**TASKS TO COMPLETE**
1. List every alternative common name that the Vinegar Fly text gives for the Vinegar Fly.
2. In the Vinegar Fly text, substitute "rotting" for "decomposing" throughout the passage starting at "The take home" and ending at "to decomposing vegetable matter.", and give that passage again.
3. Write the next part of the Vinegar Fly text, picking up after its last sentence.

**PROVIDED PASSAGE**
- - -

Diptera : Drosophilidae : Drosophila melanogaster
Vinegar Fly (Drosophila melanogaster), is a small fly of the family Drosophilidae that is attracted to rotting and overripe fruit, and other decomposing vegetable matter. They are common in compost bins, in orchards and vineyards, and might also be attracted to fruit bowls indoors. Vinegar Fly is nearly always a nuisance rather than a serious pest.
Vinegar Fly may also be known as an ‘Indoor Fruit Fly’ or a ‘Ferment Fly’. However, in Australia the term ‘fruit fly’ is reserved for serious fruit pests of the fly family Tephritidae (e.g., Queensland Fruit Fly and Mediterranean Fruit Fly).
The take home message with Vinegar Fly is that it is rarely, if ever, a serious pest. Vinegar Fly is most likely to only be a nuisance in a home garden. Adult Vinegar Flies are attracted to volatile compounds given off by the yeasts associated with decomposing fruit and other decomposing vegetable matter.
Vinegar Flies may occasionally breed in fruit that is still hanging on a tree, but that fruit has to be split or damaged in some way. Vinegar Flies are notorious for breeding in compost bins, which makes sense given that the flies are attracted to decomposing vegetable matter.
Some people find Vinegar Flies annoying, others don’t. If you are in the former camp, prevention is your best strategy. Fallen fruit or damaged fruit from fruit trees, or fruiting vegetables like Tomatoes, should be picked up and buried, or composted, or disposed of. Seal your compost bins so that female Vinegar Flies can’t get inside to lay their eggs.
Vinegar Flies sometimes hang around fruit bowls indoors, and anecdotally seem particularly attracted to bananas. To help control Vinegar Flies in your home, use Yates Home Pest Indoor Fruit Fly Trap. It contains a liquid lure that attracts Vinegar Flies – they fly into the trap, become stuck and eventually drown. For heavy infestations, you may need to use more than one trap at a time. It’s also a good idea to cover your fruit with a net to prevent the flies walking all over it.
The Vinegar Fly (Drosophila melanogaster) is a small fly, which originated in sub-Saharan Africa and is now found on every continent and most islands around the world. People overseas refer to these flies as ‘fruit flies’, a name which means something quite different here in Australia. The pest flies that damage fruit in Australia, such as Queensland Fruit Fly and Mediterranean Fruit Fly, are members of the family Tephritidae. Vinegar Fly is a member of the family Drosophilidae.
Another common name for this fly is ‘ferment fly’, which is a much better name than ‘fruit fly’ as the flies are attracted to volatile compounds produced by yeasts in fermenting fruit. They can be a nuisance under fruit trees where overripe fruit has been allowed to remain on the ground. They may even breed in fruit still on the tree that has been damaged in some way. They can also be a problem around wineries where fermentation is de rigueur. Vinegar Flies also breed in the decomposing vegetable matter in compost bins.

- - -

**INFORMATION SHOWN**
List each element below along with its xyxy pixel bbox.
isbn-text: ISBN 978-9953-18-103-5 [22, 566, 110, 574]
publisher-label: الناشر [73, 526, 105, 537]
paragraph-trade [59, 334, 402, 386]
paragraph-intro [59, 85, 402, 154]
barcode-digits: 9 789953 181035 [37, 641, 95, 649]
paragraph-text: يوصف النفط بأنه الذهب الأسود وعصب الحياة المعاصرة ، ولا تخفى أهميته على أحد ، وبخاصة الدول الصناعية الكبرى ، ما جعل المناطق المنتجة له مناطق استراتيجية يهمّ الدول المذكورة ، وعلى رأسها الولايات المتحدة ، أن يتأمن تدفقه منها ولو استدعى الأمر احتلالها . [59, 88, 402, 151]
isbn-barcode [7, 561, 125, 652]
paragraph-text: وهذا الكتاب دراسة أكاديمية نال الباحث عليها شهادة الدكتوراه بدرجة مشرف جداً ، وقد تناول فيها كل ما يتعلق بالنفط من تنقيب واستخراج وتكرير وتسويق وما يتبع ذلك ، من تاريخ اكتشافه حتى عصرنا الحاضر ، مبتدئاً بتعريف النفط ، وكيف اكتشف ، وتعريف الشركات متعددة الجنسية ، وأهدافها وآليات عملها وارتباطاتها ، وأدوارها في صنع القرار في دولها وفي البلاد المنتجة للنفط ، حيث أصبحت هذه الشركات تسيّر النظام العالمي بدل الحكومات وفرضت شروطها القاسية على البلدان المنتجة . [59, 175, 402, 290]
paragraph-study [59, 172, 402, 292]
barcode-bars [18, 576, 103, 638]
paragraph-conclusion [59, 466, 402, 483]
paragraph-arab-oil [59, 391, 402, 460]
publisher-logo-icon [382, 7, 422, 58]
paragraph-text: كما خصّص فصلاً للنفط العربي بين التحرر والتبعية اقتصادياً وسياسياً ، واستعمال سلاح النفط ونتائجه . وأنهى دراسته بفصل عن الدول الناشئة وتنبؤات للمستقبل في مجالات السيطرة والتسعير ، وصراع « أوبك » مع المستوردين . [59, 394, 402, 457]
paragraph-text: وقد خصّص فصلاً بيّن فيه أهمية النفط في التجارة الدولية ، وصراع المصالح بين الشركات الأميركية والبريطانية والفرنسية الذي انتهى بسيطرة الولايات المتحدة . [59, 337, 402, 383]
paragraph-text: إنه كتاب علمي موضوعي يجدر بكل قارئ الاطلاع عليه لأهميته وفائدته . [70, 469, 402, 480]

- - -

**YOUR RESPONSES**
1.
- Indoor Fruit Fly
- Ferment Fly
- fruit fly (the name used overseas)

2.
The take home message with Vinegar Fly is that it is rarely, if ever, a serious pest. Vinegar Fly is most likely to only be a nuisance in a home garden. Adult Vinegar Flies are attracted to volatile compounds given off by the yeasts associated with rotting fruit and other rotting vegetable matter.
Vinegar Flies may occasionally breed in fruit that is still hanging on a tree, but that fruit has to be split or damaged in some way. Vinegar Flies are notorious for breeding in compost bins, which makes sense given that the flies are attracted to rotting vegetable matter.

3.
The Vinegar Fly is usually only a nuisance, but it has a relative that occurs in other parts of the world that we definitely don’t want here. Drosophila suzukii, known as ‘Spotted Wing Drosophila’, is a serious biosecurity threat due to the potential damage it could cause in various soft-skinned fruit crops if it arrived here. Drosophila suzukii lays eggs into healthy fruit, unlike Vinegar Fly which does not.
The adult Vinegar Fly is about 3 mm long, yellow-brown in colour, with a rounded head bearing large red eyes. There are black stripes on the upper surface of the abdomen and males have a dark tip to their abdomen.
Eggs are about 0.5 mm long, silvery and ovoid shaped.
Larvae are white maggots, which grow to about 3 mm long.
Pupation occurs in a yellowish-brown seed-like puparium that is about 2-3 mm long.
Vinegar Flies develop through a lifecycle of complete metamorphosis – egg, larva, pupa, to adult fly. Female flies lay about 50 eggs at a time and they can lay on average about 500 eggs in their lifetime of a few weeks. The eggs hatch a day later, and the larvae feed for about a week, before pupation takes place – either within the fruit or in dry soil. Adult flies emerge a few days later and are ready to mate within a day. The full life cycle may be as short as 8 to 10 days depending on the temperature.
Image above: Vinegar Flies attracted to fresh compost
(image courtesy of Elise Dando)
Adult Vinegar Flies and their larvae feed on the yeasts growing on overripe fruit, including those of fruiting vegetables like Tomatoes, which provides the nutrients required for adult survival, reproduction and larval growth. Vinegar Flies may occasionally breed in fruits still on plants that have been damaged or split.
Vinegar Flies readily breed in compost bins. They contribute to the decomposition cycle but some people find them annoying.